Direction
All of the data must be printed exactly; please include every line.
============================================================
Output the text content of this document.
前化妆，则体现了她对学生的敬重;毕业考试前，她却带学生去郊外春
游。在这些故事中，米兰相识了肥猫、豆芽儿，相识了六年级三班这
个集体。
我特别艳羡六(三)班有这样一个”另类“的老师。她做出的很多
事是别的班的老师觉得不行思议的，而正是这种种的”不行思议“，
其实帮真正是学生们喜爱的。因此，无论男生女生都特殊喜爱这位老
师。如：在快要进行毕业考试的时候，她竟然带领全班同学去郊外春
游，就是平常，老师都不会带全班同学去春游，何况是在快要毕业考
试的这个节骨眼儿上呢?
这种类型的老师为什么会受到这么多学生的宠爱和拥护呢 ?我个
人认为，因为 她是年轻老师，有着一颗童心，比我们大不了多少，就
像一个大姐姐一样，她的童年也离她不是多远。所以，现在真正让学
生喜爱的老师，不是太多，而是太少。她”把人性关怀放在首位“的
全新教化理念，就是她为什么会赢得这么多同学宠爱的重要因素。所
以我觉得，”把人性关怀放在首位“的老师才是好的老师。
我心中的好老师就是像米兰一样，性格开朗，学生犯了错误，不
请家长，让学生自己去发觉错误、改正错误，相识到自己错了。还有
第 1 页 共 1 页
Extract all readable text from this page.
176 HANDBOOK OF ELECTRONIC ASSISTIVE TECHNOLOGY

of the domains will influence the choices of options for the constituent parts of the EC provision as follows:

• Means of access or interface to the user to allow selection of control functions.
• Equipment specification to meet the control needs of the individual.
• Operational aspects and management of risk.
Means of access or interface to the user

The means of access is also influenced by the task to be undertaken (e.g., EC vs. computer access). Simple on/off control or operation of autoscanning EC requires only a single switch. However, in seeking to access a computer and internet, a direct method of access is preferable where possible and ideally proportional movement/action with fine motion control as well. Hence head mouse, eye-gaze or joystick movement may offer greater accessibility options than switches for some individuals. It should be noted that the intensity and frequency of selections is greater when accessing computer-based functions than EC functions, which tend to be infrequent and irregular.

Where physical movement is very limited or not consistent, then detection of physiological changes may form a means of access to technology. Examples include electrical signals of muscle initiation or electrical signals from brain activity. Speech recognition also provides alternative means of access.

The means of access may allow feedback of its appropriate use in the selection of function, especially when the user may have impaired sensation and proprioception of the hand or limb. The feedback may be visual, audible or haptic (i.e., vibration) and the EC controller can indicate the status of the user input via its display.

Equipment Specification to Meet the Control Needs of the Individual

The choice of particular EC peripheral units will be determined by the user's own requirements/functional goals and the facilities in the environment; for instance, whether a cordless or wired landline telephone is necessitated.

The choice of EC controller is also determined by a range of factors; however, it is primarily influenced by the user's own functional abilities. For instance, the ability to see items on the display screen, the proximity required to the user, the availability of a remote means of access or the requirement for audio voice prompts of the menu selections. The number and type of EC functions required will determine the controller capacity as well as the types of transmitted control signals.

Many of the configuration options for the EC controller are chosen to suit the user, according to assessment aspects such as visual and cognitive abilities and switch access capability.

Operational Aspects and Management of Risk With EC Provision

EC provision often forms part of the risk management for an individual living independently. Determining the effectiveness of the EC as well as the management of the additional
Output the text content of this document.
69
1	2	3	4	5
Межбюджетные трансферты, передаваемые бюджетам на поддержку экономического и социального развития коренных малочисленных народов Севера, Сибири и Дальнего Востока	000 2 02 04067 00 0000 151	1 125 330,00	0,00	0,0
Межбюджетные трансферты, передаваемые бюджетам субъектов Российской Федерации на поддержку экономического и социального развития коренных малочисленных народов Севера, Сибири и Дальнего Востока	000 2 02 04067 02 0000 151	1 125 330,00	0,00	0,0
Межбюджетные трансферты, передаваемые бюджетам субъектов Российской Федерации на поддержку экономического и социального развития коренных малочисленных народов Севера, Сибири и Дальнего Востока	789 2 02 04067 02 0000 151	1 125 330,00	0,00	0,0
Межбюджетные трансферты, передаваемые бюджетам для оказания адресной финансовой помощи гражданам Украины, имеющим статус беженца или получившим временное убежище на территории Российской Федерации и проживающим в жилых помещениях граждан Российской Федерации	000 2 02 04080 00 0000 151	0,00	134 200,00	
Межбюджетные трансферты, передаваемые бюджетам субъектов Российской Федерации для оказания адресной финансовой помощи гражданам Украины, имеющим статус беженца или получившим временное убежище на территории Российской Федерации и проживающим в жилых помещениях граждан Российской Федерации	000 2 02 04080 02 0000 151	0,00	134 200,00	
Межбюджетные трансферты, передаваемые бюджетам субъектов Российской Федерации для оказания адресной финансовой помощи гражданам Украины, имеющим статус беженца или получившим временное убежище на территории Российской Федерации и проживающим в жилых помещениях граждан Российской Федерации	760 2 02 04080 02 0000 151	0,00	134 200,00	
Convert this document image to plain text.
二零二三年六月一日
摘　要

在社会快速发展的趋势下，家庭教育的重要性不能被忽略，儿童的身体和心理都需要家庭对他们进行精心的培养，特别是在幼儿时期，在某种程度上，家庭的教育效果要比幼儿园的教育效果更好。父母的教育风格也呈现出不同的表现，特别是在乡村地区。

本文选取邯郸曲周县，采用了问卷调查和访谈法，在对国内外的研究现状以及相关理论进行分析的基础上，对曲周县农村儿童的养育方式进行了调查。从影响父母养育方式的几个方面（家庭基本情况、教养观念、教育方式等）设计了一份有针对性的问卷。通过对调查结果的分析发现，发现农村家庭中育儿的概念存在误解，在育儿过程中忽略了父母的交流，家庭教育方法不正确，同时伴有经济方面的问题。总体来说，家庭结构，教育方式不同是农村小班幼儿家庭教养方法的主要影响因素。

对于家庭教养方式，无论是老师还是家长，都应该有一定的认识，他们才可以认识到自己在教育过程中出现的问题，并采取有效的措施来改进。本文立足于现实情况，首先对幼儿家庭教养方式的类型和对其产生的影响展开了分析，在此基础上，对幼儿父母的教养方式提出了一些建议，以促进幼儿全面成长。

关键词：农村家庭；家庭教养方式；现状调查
============================================================
Answer to the exercise
Output the text content of this document.
前化妆，则体现了她对学生的敬重;毕业考试前，她却带学生去郊外春
游。在这些故事中，米兰相识了肥猫、豆芽儿，相识了六年级三班这
个集体。
我特别艳羡六(三)班有这样一个”另类“的老师。她做出的很多
事是别的班的老师觉得不行思议的，而正是这种种的”不行思议“，
其实帮真正是学生们喜爱的。因此，无论男生女生都特殊喜爱这位老
师。如：在快要进行毕业考试的时候，她竟然带领全班同学去郊外春
游，就是平常，老师都不会带全班同学去春游，何况是在快要毕业考
试的这个节骨眼儿上呢?
这种类型的老师为什么会受到这么多学生的宠爱和拥护呢 ?我个
人认为，因为 她是年轻老师，有着一颗童心，比我们大不了多少，就
像一个大姐姐一样，她的童年也离她不是多远。所以，现在真正让学
生喜爱的老师，不是太多，而是太少。她”把人性关怀放在首位“的
全新教化理念，就是她为什么会赢得这么多同学宠爱的重要因素。所
以我觉得，”把人性关怀放在首位“的老师才是好的老师。
我心中的好老师就是像米兰一样，性格开朗，学生犯了错误，不
请家长，让学生自己去发觉错误、改正错误，相识到自己错了。还有
第 1 页 共 1 页
Extract all readable text from this page.
176 HANDBOOK OF ELECTRONIC ASSISTIVE TECHNOLOGY

of the domains will influence the choices of options for the constituent parts of the EC provision as follows:

• Means of access or interface to the user to allow selection of control functions.
• Equipment specification to meet the control needs of the individual.
• Operational aspects and management of risk.
Means of access or interface to the user

The means of access is also influenced by the task to be undertaken (e.g., EC vs. computer access). Simple on/off control or operation of autoscanning EC requires only a single switch. However, in seeking to access a computer and internet, a direct method of access is preferable where possible and ideally proportional movement/action with fine motion control as well. Hence head mouse, eye-gaze or joystick movement may offer greater accessibility options than switches for some individuals. It should be noted that the intensity and frequency of selections is greater when accessing computer-based functions than EC functions, which tend to be infrequent and irregular.

Where physical movement is very limited or not consistent, then detection of physiological changes may form a means of access to technology. Examples include electrical signals of muscle initiation or electrical signals from brain activity. Speech recognition also provides alternative means of access.

The means of access may allow feedback of its appropriate use in the selection of function, especially when the user may have impaired sensation and proprioception of the hand or limb. The feedback may be visual, audible or haptic (i.e., vibration) and the EC controller can indicate the status of the user input via its display.

Equipment Specification to Meet the Control Needs of the Individual

The choice of particular EC peripheral units will be determined by the user's own requirements/functional goals and the facilities in the environment; for instance, whether a cordless or wired landline telephone is necessitated.

The choice of EC controller is also determined by a range of factors; however, it is primarily influenced by the user's own functional abilities. For instance, the ability to see items on the display screen, the proximity required to the user, the availability of a remote means of access or the requirement for audio voice prompts of the menu selections. The number and type of EC functions required will determine the controller capacity as well as the types of transmitted control signals.

Many of the configuration options for the EC controller are chosen to suit the user, according to assessment aspects such as visual and cognitive abilities and switch access capability.

Operational Aspects and Management of Risk With EC Provision

EC provision often forms part of the risk management for an individual living independently. Determining the effectiveness of the EC as well as the management of the additional
Output the text content of this document.
69
1	2	3	4	5
Межбюджетные трансферты, передаваемые бюджетам на поддержку экономического и социального развития коренных малочисленных народов Севера, Сибири и Дальнего Востока	000 2 02 04067 00 0000 151	1 125 330,00	0,00	0,0
Межбюджетные трансферты, передаваемые бюджетам субъектов Российской Федерации на поддержку экономического и социального развития коренных малочисленных народов Севера, Сибири и Дальнего Востока	000 2 02 04067 02 0000 151	1 125 330,00	0,00	0,0
Межбюджетные трансферты, передаваемые бюджетам субъектов Российской Федерации на поддержку экономического и социального развития коренных малочисленных народов Севера, Сибири и Дальнего Востока	789 2 02 04067 02 0000 151	1 125 330,00	0,00	0,0
Межбюджетные трансферты, передаваемые бюджетам для оказания адресной финансовой помощи гражданам Украины, имеющим статус беженца или получившим временное убежище на территории Российской Федерации и проживающим в жилых помещениях граждан Российской Федерации	000 2 02 04080 00 0000 151	0,00	134 200,00	
Межбюджетные трансферты, передаваемые бюджетам субъектов Российской Федерации для оказания адресной финансовой помощи гражданам Украины, имеющим статус беженца или получившим временное убежище на территории Российской Федерации и проживающим в жилых помещениях граждан Российской Федерации	000 2 02 04080 02 0000 151	0,00	134 200,00	
Межбюджетные трансферты, передаваемые бюджетам субъектов Российской Федерации для оказания адресной финансовой помощи гражданам Украины, имеющим статус беженца или получившим временное убежище на территории Российской Федерации и проживающим в жилых помещениях граждан Российской Федерации	760 2 02 04080 02 0000 151	0,00	134 200,00	
Convert this document image to plain text.
二零二三年六月一日
摘　要

在社会快速发展的趋势下，家庭教育的重要性不能被忽略，儿童的身体和心理都需要家庭对他们进行精心的培养，特别是在幼儿时期，在某种程度上，家庭的教育效果要比幼儿园的教育效果更好。父母的教育风格也呈现出不同的表现，特别是在乡村地区。

本文选取邯郸曲周县，采用了问卷调查和访谈法，在对国内外的研究现状以及相关理论进行分析的基础上，对曲周县农村儿童的养育方式进行了调查。从影响父母养育方式的几个方面（家庭基本情况、教养观念、教育方式等）设计了一份有针对性的问卷。通过对调查结果的分析发现，发现农村家庭中育儿的概念存在误解，在育儿过程中忽略了父母的交流，家庭教育方法不正确，同时伴有经济方面的问题。总体来说，家庭结构，教育方式不同是农村小班幼儿家庭教养方法的主要影响因素。

对于家庭教养方式，无论是老师还是家长，都应该有一定的认识，他们才可以认识到自己在教育过程中出现的问题，并采取有效的措施来改进。本文立足于现实情况，首先对幼儿家庭教养方式的类型和对其产生的影响展开了分析，在此基础上，对幼儿父母的教养方式提出了一些建议，以促进幼儿全面成长。

关键词：农村家庭；家庭教养方式；现状调查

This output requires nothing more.